Stored records:
※

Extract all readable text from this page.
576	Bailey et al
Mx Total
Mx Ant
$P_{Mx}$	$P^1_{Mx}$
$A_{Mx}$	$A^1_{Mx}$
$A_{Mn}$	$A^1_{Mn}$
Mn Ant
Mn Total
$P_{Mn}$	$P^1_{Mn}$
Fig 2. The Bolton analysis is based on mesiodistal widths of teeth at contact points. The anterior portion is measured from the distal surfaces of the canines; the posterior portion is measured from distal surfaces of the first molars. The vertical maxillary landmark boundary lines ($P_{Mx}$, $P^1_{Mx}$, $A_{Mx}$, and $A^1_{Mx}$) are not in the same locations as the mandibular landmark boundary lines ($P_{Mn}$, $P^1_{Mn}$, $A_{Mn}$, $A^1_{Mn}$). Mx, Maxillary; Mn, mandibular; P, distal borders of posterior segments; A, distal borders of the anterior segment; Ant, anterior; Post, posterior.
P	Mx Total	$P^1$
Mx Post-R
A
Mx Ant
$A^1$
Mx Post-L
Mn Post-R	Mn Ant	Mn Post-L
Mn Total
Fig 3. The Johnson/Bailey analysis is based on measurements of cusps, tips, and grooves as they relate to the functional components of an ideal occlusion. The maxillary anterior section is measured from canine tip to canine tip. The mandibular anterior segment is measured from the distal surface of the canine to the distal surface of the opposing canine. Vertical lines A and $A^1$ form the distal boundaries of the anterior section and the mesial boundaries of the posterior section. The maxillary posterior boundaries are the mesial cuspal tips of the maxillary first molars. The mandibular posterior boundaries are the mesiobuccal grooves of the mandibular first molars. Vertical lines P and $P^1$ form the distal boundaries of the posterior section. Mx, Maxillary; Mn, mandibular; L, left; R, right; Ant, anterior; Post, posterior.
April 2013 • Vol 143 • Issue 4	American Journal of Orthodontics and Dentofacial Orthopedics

※

Exactly as they are written, print the entries again.

[Reply to the task]:
Extract all readable text from this page.
576	Bailey et al
Mx Total
Mx Ant
$P_{Mx}$	$P^1_{Mx}$
$A_{Mx}$	$A^1_{Mx}$
$A_{Mn}$	$A^1_{Mn}$
Mn Ant
Mn Total
$P_{Mn}$	$P^1_{Mn}$
Fig 2. The Bolton analysis is based on mesiodistal widths of teeth at contact points. The anterior portion is measured from the distal surfaces of the canines; the posterior portion is measured from distal surfaces of the first molars. The vertical maxillary landmark boundary lines ($P_{Mx}$, $P^1_{Mx}$, $A_{Mx}$, and $A^1_{Mx}$) are not in the same locations as the mandibular landmark boundary lines ($P_{Mn}$, $P^1_{Mn}$, $A_{Mn}$, $A^1_{Mn}$). Mx, Maxillary; Mn, mandibular; P, distal borders of posterior segments; A, distal borders of the anterior segment; Ant, anterior; Post, posterior.
P	Mx Total	$P^1$
Mx Post-R
A
Mx Ant
$A^1$
Mx Post-L
Mn Post-R	Mn Ant	Mn Post-L
Mn Total
Fig 3. The Johnson/Bailey analysis is based on measurements of cusps, tips, and grooves as they relate to the functional components of an ideal occlusion. The maxillary anterior section is measured from canine tip to canine tip. The mandibular anterior segment is measured from the distal surface of the canine to the distal surface of the opposing canine. Vertical lines A and $A^1$ form the distal boundaries of the anterior section and the mesial boundaries of the posterior section. The maxillary posterior boundaries are the mesial cuspal tips of the maxillary first molars. The mandibular posterior boundaries are the mesiobuccal grooves of the mandibular first molars. Vertical lines P and $P^1$ form the distal boundaries of the posterior section. Mx, Maxillary; Mn, mandibular; L, left; R, right; Ant, anterior; Post, posterior.
April 2013 • Vol 143 • Issue 4	American Journal of Orthodontics and Dentofacial Orthopedics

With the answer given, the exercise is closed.